WORK TO BE COMPLETED: Report every line in the listing that contains the string "storm".

══ DATA FOR PROCESSING ══

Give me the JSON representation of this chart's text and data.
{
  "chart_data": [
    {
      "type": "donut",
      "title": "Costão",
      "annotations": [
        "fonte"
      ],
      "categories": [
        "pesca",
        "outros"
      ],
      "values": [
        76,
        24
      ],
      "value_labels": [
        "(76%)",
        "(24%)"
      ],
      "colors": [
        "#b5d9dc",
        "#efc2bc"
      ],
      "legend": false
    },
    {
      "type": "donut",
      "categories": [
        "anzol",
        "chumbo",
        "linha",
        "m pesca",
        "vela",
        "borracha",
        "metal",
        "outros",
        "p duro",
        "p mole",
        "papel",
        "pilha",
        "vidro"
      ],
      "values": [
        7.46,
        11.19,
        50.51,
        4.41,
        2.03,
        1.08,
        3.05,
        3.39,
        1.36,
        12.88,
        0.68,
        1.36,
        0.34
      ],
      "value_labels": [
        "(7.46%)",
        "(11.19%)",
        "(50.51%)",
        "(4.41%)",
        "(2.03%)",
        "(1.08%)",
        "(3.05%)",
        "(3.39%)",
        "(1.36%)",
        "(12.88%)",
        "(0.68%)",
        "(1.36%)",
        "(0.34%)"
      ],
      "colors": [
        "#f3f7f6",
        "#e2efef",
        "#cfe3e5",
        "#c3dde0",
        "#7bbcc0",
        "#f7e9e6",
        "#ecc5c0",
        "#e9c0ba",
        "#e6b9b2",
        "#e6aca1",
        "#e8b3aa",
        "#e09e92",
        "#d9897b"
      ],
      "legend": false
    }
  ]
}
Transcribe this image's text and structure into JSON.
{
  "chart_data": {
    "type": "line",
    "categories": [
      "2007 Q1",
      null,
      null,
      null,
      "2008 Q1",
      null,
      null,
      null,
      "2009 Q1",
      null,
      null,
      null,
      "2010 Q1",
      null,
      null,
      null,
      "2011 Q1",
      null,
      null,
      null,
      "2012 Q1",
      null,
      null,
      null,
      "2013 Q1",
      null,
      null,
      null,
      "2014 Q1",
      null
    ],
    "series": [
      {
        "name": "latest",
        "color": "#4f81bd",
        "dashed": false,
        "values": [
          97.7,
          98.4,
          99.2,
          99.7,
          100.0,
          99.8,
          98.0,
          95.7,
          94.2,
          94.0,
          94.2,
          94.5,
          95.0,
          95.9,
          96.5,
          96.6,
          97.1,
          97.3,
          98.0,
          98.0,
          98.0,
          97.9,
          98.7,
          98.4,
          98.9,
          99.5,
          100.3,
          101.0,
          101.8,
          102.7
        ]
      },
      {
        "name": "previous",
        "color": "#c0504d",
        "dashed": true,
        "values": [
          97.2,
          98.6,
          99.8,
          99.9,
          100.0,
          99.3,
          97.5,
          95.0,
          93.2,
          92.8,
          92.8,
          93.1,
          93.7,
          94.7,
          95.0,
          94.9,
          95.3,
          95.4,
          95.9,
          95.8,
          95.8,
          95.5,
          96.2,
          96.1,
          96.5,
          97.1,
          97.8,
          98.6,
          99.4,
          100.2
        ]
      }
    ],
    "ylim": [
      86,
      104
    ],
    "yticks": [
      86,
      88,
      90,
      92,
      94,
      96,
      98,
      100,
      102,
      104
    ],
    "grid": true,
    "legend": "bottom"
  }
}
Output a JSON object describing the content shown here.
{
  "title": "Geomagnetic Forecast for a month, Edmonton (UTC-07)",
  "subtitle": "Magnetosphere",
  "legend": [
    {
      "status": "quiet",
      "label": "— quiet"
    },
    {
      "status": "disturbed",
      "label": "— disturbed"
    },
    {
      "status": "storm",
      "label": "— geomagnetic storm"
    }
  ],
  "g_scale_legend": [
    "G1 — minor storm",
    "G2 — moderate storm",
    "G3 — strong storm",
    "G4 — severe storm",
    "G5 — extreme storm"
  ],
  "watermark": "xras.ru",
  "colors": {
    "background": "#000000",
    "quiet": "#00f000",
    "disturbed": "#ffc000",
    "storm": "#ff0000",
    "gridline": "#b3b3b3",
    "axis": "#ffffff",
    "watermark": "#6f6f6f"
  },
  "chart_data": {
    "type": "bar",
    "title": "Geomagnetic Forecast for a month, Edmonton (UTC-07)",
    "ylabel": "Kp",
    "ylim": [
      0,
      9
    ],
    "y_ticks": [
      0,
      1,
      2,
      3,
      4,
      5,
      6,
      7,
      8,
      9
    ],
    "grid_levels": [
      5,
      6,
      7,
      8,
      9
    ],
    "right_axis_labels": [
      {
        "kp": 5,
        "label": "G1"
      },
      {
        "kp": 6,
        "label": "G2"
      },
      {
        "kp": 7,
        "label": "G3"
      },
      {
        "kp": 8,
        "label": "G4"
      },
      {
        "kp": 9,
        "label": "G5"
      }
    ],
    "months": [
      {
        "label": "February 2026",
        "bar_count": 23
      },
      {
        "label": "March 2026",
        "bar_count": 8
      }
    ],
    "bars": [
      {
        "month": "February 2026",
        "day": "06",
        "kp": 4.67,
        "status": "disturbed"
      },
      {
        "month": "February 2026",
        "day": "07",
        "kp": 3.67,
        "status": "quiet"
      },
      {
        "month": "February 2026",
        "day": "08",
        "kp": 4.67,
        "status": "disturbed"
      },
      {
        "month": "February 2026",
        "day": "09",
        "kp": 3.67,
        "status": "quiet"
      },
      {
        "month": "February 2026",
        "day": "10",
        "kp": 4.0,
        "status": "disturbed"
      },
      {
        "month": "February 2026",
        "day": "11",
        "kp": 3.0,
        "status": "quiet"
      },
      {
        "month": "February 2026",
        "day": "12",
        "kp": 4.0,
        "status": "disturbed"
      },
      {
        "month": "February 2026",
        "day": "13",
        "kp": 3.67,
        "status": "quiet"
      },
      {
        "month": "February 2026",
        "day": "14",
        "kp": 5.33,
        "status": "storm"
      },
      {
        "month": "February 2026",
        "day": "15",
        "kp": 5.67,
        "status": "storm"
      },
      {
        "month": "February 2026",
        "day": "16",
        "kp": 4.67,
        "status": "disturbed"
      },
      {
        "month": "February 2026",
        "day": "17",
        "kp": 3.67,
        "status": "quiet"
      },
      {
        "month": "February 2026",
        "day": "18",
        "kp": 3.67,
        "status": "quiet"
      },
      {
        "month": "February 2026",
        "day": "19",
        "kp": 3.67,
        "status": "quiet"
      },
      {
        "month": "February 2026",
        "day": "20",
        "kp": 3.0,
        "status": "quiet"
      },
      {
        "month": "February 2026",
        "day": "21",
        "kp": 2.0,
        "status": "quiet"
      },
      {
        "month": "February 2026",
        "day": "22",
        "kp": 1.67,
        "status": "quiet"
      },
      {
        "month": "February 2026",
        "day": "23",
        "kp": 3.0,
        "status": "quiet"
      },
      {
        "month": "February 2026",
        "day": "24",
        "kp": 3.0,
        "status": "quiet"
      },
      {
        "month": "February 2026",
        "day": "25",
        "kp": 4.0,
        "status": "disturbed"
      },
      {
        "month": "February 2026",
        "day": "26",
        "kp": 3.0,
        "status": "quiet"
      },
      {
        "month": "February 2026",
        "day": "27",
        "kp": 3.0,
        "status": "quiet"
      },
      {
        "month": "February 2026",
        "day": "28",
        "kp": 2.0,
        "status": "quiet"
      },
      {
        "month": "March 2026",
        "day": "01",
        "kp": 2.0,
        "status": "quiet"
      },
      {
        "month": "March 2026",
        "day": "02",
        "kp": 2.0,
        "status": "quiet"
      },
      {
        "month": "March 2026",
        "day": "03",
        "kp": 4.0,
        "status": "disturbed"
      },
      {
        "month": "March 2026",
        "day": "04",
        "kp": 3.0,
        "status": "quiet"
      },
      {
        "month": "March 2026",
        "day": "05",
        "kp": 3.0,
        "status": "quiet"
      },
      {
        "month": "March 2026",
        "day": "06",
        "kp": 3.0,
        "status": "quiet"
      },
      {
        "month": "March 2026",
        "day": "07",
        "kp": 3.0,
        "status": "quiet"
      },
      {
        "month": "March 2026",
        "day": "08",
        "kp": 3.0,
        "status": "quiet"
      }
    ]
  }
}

═══

WORKED ANSWER:
      "status": "storm",
      "label": "— geomagnetic storm"
    "G1 — minor storm",
    "G2 — moderate storm",
    "G3 — strong storm",
    "G4 — severe storm",
    "G5 — extreme storm"
    "storm": "#ff0000",
        "status": "storm"
        "status": "storm"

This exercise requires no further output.